▶ [AIM OF THE EXERCISE]: Give every entry again, word for word.

▶ [Source data]:

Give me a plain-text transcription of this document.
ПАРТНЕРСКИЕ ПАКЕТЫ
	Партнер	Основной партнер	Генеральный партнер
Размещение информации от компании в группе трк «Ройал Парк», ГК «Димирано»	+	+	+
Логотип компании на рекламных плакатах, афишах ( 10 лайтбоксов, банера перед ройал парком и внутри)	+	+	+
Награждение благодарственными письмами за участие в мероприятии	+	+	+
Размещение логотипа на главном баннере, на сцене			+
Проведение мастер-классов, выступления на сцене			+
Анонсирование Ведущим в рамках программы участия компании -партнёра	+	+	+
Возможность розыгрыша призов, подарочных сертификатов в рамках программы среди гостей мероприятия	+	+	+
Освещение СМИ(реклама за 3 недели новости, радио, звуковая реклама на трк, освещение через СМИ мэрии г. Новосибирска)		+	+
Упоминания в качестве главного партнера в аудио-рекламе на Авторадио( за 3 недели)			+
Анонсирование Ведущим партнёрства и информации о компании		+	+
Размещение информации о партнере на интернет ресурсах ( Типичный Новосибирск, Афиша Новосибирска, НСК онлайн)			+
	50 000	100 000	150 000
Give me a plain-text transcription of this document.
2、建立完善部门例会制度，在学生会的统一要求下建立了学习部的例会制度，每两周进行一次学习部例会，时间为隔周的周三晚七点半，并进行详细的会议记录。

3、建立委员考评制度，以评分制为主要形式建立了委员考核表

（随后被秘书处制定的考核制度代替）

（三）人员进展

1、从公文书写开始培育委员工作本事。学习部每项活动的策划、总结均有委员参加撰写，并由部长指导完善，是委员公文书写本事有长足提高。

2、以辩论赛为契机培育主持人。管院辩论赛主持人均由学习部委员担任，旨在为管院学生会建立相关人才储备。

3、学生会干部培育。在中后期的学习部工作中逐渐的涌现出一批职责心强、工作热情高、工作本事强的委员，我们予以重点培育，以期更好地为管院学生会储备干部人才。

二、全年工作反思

▶ [WRITTEN SOLUTION]:
Give me a plain-text transcription of this document.
ПАРТНЕРСКИЕ ПАКЕТЫ
	Партнер	Основной партнер	Генеральный партнер
Размещение информации от компании в группе трк «Ройал Парк», ГК «Димирано»	+	+	+
Логотип компании на рекламных плакатах, афишах ( 10 лайтбоксов, банера перед ройал парком и внутри)	+	+	+
Награждение благодарственными письмами за участие в мероприятии	+	+	+
Размещение логотипа на главном баннере, на сцене			+
Проведение мастер-классов, выступления на сцене			+
Анонсирование Ведущим в рамках программы участия компании -партнёра	+	+	+
Возможность розыгрыша призов, подарочных сертификатов в рамках программы среди гостей мероприятия	+	+	+
Освещение СМИ(реклама за 3 недели новости, радио, звуковая реклама на трк, освещение через СМИ мэрии г. Новосибирска)		+	+
Упоминания в качестве главного партнера в аудио-рекламе на Авторадио( за 3 недели)			+
Анонсирование Ведущим партнёрства и информации о компании		+	+
Размещение информации о партнере на интернет ресурсах ( Типичный Новосибирск, Афиша Новосибирска, НСК онлайн)			+
	50 000	100 000	150 000
Give me a plain-text transcription of this document.
2、建立完善部门例会制度，在学生会的统一要求下建立了学习部的例会制度，每两周进行一次学习部例会，时间为隔周的周三晚七点半，并进行详细的会议记录。

3、建立委员考评制度，以评分制为主要形式建立了委员考核表

（随后被秘书处制定的考核制度代替）

（三）人员进展

1、从公文书写开始培育委员工作本事。学习部每项活动的策划、总结均有委员参加撰写，并由部长指导完善，是委员公文书写本事有长足提高。

2、以辩论赛为契机培育主持人。管院辩论赛主持人均由学习部委员担任，旨在为管院学生会建立相关人才储备。

3、学生会干部培育。在中后期的学习部工作中逐渐的涌现出一批职责心强、工作热情高、工作本事强的委员，我们予以重点培育，以期更好地为管院学生会储备干部人才。

二、全年工作反思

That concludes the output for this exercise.